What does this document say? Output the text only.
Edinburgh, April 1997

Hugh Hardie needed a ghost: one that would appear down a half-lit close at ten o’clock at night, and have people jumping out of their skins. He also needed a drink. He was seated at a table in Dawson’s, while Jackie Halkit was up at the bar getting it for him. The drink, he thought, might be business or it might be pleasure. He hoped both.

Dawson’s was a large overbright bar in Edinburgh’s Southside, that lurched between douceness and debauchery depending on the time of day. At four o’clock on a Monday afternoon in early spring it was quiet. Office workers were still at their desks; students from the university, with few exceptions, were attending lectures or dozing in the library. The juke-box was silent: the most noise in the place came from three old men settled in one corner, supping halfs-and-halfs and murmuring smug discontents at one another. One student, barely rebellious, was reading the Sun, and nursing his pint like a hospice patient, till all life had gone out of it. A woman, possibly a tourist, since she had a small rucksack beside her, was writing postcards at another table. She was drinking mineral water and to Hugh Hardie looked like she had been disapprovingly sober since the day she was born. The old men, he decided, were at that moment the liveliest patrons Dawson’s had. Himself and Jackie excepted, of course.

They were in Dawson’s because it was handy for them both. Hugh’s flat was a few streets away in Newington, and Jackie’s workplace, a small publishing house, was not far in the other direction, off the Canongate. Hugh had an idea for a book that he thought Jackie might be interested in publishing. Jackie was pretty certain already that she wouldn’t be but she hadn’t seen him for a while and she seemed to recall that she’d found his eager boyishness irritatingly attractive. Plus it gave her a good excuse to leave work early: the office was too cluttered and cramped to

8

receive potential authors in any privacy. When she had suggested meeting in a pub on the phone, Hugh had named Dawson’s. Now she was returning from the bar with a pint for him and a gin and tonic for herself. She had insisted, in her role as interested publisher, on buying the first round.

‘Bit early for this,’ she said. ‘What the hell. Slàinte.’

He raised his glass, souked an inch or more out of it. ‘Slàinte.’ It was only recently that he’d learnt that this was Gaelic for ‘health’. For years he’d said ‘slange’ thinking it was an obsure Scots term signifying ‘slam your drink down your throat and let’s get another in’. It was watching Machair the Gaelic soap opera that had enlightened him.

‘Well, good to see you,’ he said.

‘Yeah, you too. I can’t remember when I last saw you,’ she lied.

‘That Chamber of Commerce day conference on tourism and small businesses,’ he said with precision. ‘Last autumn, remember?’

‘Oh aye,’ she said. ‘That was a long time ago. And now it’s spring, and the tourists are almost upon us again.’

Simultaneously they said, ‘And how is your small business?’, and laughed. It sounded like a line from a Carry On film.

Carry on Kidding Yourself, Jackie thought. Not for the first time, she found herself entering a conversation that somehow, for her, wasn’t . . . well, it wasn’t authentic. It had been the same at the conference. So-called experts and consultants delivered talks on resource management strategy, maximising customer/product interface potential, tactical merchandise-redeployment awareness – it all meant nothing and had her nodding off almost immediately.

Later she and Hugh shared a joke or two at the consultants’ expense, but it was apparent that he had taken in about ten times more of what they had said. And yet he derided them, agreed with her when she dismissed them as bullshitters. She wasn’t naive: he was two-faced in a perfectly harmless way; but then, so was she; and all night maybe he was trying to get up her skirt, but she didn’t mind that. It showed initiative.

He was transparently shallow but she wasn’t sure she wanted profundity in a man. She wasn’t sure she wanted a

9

────────────────────────────────────────

▶ **To do**
Show every line above in which the word "remember" occurs.

▶ **Solution for this task**
‘Yeah, you too. I can’t remember when I last saw you,’ she lied.
‘That Chamber of Commerce day conference on tourism and small businesses,’ he said with precision. ‘Last autumn, remember?’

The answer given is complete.